__WHAT YOU WILL DO__:
• 1. In the thread, which school is Crvtte65 attending for CJ?
• 2. In the thread below, swap "PD" for "police department" and write out everything from "## Crvtte65 (May" down to "specifics PM me.".

— BEGIN EXCERPT —

# What is the best approach



## 9C1Impala (Sep 4, 2005)

Hello, im new to this site.

Im currently starting my Jr year in Highschool. My goal for a career is to become a police officer, hopefully a MST.

I was wondering what is the best way to go about this. Are there any courses i should take my Sr year in HS? or does that not matter much. What should i focus on through College and then afterwards. Any helps is appreciated. Thanks


-Chris


----------



## Crvtte65 (May 19, 2002)

Hey Chris,

I didn't do much during High School as far as courses, not that there was a lot of options. I am currently at Northeastern for CJ. My suggestion, get working at a PD doing what you can. I started with my college PD and have a great network of contacts now. If you want any more specifics PM me.


----------



## KozmoKramer (Apr 25, 2004)

*Welcome to the site Chris. Theres a good deal of information and advice on this site.*
*Search prior posts and you will learn a ton.*

*The top 5 I'll be passing on to my 2 boys if they're interested in police work:*

*1. Keep your nose clean. And if your friends are fk ups, lose em.*
*2. Obey the speed limit.*
*3. Do not get into credit trouble.*
*4. Stay fit.*
*5. Don't burn any bridges with prior employers.*

*Good Luck and post on!!*


----------



## PatrickMagnan (Aug 31, 2005)

91C:

What you want to do is contact your local State Police office and speakwith the POublic Affairs officer and then you can call the Mass State Police HQ in Framingham and speak with Human Resorce Officer and they will be a big help.
Meanwhile you can also speak with your local police dept and see if they have a program for ride alongs.

I hope this help you.



9C1Impala said:


> Hello, im new to this site.
> 
> Im currently starting my Jr year in Highschool. My goal for a career is to become a police officer, hopefully a MST.
> 
> ...


----------



## extraining guy (Jul 31, 2005)

PatrickMagnan said:


> 91C:
> 
> What you want to do is contact your local State Police office and speakwith the POublic Affairs officer and then you can call the Mass State Police HQ in Framingham and speak with Human Resorce Officer and they will be a big help.
> Meanwhile you can also speak with your local police dept and see if they have a program for ride alongs.

— END EXCERPT —
— BEGIN SUPPLIED DATA —

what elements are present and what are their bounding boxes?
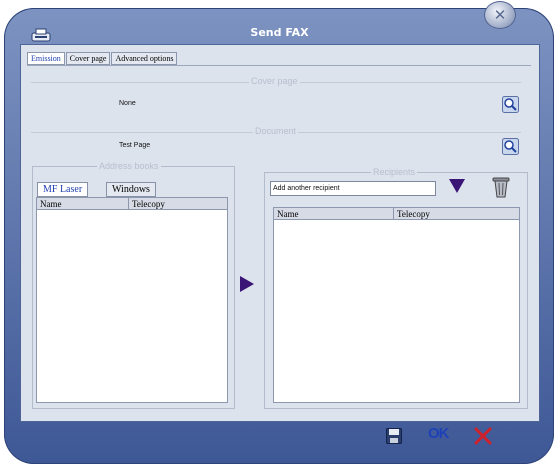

— END SUPPLIED DATA —

__ANSWERS FOR THE TASKS__:
• 1. Northeastern

• 2.
## Crvtte65 (May 19, 2002)

Hey Chris,

I didn't do much during High School as far as courses, not that there was a lot of options. I am currently at Northeastern for CJ. My suggestion, get working at a police department doing what you can. I started with my college police department and have a great network of contacts now. If you want any more specifics PM me.